## Given exercise
Select every line below containing the word "fields".

## Given information
----------
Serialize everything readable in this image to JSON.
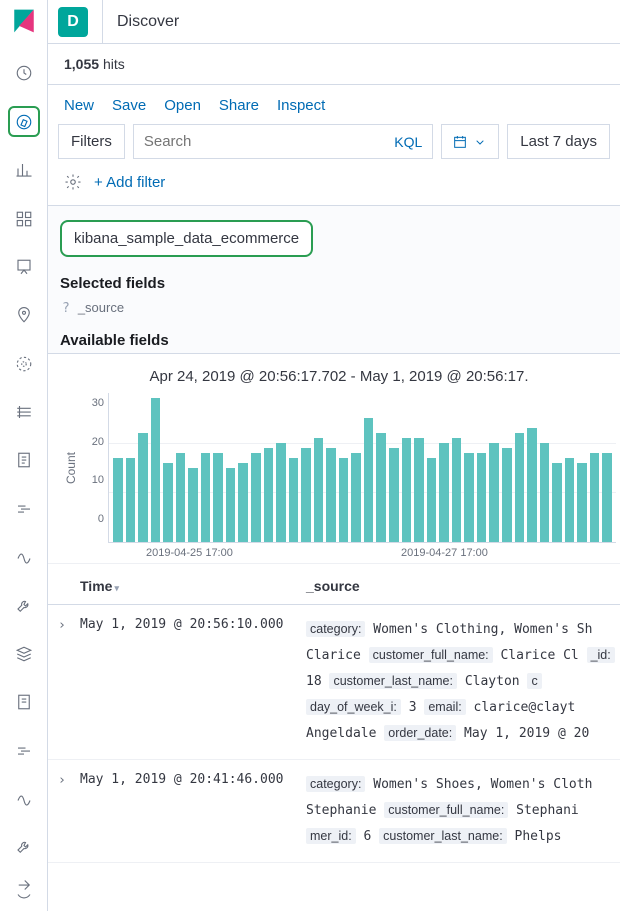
{
  "space_initial": "D",
  "app_title": "Discover",
  "hits_count": "1,055",
  "hits_label": "hits",
  "actions": {
    "new": "New",
    "save": "Save",
    "open": "Open",
    "share": "Share",
    "inspect": "Inspect"
  },
  "filters_label": "Filters",
  "search_placeholder": "Search",
  "kql_label": "KQL",
  "daterange_display": "Last 7 days",
  "add_filter_label": "+ Add filter",
  "index_pattern": "kibana_sample_data_ecommerce",
  "selected_fields_heading": "Selected fields",
  "source_field_label": "_source",
  "available_fields_heading": "Available fields",
  "histogram_range": "Apr 24, 2019 @ 20:56:17.702 - May 1, 2019 @ 20:56:17.",
  "table_headers": {
    "time": "Time",
    "source": "_source"
  },
  "chart_data": {
    "type": "bar",
    "ylabel": "Count",
    "ylim": [
      0,
      30
    ],
    "yticks": [
      0,
      10,
      20,
      30
    ],
    "xticks": [
      "2019-04-25 17:00",
      "2019-04-27 17:00"
    ],
    "values": [
      17,
      17,
      22,
      29,
      16,
      18,
      15,
      18,
      18,
      15,
      16,
      18,
      19,
      20,
      17,
      19,
      21,
      19,
      17,
      18,
      25,
      22,
      19,
      21,
      21,
      17,
      20,
      21,
      18,
      18,
      20,
      19,
      22,
      23,
      20,
      16,
      17,
      16,
      18,
      18
    ]
  },
  "rows": [
    {
      "time": "May 1, 2019 @ 20:56:10.000",
      "src_html": "<span class='k'>category:</span> Women's Clothing, Women's Sh Clarice <span class='k'>customer_full_name:</span> Clarice Cl <span class='k'>_id:</span> 18 <span class='k'>customer_last_name:</span> Clayton <span class='k'>c</span> <span class='k'>day_of_week_i:</span> 3 <span class='k'>email:</span> clarice@clayt Angeldale <span class='k'>order_date:</span> May 1, 2019 @ 20"
    },
    {
      "time": "May 1, 2019 @ 20:41:46.000",
      "src_html": "<span class='k'>category:</span> Women's Shoes, Women's Cloth Stephanie <span class='k'>customer_full_name:</span> Stephani <span class='k'>mer_id:</span> 6 <span class='k'>customer_last_name:</span> Phelps"
    }
  ]
}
----------
## Output below
  "selected_fields_heading": "Selected fields",
  "available_fields_heading": "Available fields",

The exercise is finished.